## [Task goal]
Leaving out the pictures, retype all the material exactly.

## [Data shown]
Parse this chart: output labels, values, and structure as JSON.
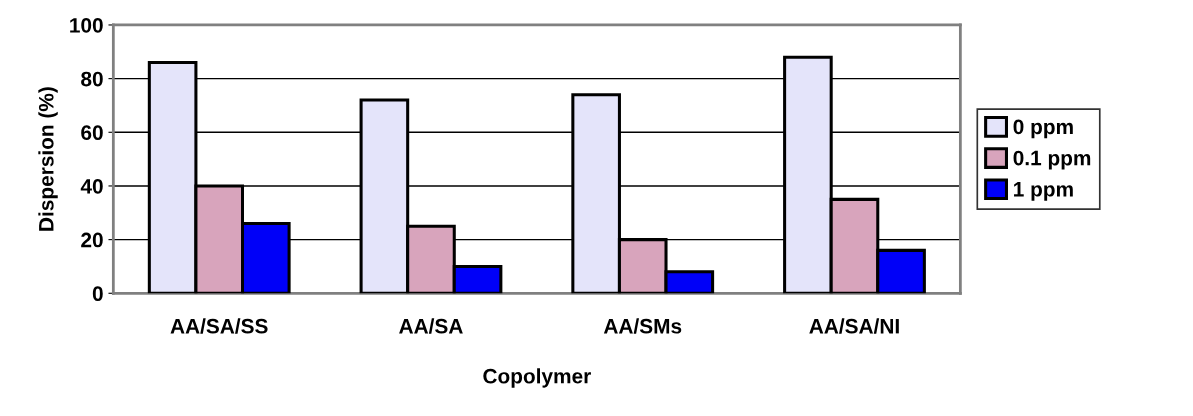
{
  "chart_data": {
    "type": "bar",
    "xlabel": "Copolymer",
    "ylabel": "Dispersion (%)",
    "categories": [
      "AA/SA/SS",
      "AA/SA",
      "AA/SMs",
      "AA/SA/NI"
    ],
    "series": [
      {
        "name": "0 ppm",
        "color": "#e4e4fa",
        "values": [
          86,
          72,
          74,
          88
        ]
      },
      {
        "name": "0.1 ppm",
        "color": "#d8a4bc",
        "values": [
          40,
          25,
          20,
          35
        ]
      },
      {
        "name": "1 ppm",
        "color": "#0000f8",
        "values": [
          26,
          10,
          8,
          16
        ]
      }
    ],
    "ylim": [
      0,
      100
    ],
    "yticks": [
      0,
      20,
      40,
      60,
      80,
      100
    ],
    "grid": "y",
    "legend": "right"
  }
}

## [Final result]
Parse this chart: output labels, values, and structure as JSON.
{
  "chart_data": {
    "type": "bar",
    "xlabel": "Copolymer",
    "ylabel": "Dispersion (%)",
    "categories": [
      "AA/SA/SS",
      "AA/SA",
      "AA/SMs",
      "AA/SA/NI"
    ],
    "series": [
      {
        "name": "0 ppm",
        "color": "#e4e4fa",
        "values": [
          86,
          72,
          74,
          88
        ]
      },
      {
        "name": "0.1 ppm",
        "color": "#d8a4bc",
        "values": [
          40,
          25,
          20,
          35
        ]
      },
      {
        "name": "1 ppm",
        "color": "#0000f8",
        "values": [
          26,
          10,
          8,
          16
        ]
      }
    ],
    "ylim": [
      0,
      100
    ],
    "yticks": [
      0,
      20,
      40,
      60,
      80,
      100
    ],
    "grid": "y",
    "legend": "right"
  }
}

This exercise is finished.